Task objective:
Each line containing the word "fishing" should be found and copied.

[Data listing]
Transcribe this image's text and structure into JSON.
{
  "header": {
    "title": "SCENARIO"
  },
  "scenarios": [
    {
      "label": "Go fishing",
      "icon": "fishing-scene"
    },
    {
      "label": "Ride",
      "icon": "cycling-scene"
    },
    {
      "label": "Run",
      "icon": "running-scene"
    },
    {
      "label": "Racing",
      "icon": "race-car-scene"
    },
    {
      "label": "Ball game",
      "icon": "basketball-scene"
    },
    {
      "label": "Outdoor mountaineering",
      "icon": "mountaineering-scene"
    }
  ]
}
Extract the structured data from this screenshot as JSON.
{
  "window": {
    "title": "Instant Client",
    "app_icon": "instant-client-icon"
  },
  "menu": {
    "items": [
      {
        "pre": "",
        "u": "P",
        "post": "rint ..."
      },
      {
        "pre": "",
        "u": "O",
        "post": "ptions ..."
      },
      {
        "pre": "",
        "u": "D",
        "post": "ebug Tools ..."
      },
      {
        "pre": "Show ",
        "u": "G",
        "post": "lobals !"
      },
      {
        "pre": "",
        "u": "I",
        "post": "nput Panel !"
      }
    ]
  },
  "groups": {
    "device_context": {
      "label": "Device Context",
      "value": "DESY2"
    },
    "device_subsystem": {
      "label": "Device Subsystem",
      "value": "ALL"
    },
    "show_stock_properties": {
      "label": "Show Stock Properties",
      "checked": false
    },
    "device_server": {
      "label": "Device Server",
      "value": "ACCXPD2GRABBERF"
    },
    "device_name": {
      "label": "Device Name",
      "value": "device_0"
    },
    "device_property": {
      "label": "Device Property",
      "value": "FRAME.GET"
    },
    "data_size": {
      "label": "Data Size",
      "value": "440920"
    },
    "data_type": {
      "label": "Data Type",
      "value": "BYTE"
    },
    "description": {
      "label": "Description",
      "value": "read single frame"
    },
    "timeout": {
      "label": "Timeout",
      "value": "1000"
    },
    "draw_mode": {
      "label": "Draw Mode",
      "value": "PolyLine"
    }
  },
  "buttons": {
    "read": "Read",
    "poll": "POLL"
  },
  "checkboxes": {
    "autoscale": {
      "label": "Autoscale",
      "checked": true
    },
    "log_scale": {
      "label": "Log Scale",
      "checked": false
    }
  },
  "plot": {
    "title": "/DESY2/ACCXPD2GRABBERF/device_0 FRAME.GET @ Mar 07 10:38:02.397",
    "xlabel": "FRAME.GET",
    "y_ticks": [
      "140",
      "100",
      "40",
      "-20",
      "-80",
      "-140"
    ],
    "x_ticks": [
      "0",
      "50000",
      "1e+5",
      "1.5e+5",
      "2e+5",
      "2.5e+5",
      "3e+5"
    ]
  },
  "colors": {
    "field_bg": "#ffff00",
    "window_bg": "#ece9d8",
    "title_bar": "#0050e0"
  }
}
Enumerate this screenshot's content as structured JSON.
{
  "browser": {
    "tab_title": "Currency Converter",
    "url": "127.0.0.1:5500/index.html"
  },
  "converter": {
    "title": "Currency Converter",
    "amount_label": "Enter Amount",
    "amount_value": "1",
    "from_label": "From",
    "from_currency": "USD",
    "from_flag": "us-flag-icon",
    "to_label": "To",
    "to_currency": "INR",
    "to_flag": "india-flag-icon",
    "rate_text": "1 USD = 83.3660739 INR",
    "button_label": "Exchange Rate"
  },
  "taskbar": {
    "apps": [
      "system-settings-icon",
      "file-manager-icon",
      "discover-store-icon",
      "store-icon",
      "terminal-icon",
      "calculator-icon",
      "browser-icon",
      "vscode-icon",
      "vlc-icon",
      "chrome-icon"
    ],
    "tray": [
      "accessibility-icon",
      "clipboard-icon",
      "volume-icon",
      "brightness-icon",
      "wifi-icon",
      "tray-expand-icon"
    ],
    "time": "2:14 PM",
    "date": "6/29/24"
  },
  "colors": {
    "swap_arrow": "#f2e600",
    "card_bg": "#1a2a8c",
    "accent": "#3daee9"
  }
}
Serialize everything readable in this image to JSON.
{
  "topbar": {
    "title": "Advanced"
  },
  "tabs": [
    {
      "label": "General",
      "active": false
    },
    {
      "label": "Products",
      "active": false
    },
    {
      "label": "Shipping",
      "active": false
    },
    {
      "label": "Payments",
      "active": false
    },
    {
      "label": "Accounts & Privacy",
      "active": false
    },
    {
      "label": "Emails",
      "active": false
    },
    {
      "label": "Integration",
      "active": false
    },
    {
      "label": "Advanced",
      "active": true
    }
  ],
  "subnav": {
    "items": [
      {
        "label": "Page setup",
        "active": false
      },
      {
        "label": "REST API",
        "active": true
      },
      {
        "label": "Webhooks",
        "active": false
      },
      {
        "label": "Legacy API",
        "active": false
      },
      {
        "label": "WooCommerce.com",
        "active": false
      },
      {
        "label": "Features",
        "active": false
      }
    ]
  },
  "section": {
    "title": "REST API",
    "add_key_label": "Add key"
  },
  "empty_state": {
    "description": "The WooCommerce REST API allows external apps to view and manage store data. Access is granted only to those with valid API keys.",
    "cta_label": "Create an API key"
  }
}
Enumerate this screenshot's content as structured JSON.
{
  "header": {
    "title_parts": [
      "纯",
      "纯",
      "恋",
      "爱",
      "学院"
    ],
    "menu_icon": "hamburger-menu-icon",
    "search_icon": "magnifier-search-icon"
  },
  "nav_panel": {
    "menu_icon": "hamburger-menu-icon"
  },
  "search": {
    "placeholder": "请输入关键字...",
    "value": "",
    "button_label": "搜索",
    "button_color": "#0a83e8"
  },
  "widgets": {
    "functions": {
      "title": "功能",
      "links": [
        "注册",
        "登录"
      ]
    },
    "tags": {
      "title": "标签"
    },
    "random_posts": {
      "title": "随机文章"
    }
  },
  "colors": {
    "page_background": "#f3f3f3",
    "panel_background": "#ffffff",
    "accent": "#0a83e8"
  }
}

The completed task:
      "label": "Go fishing",
      "icon": "fishing-scene"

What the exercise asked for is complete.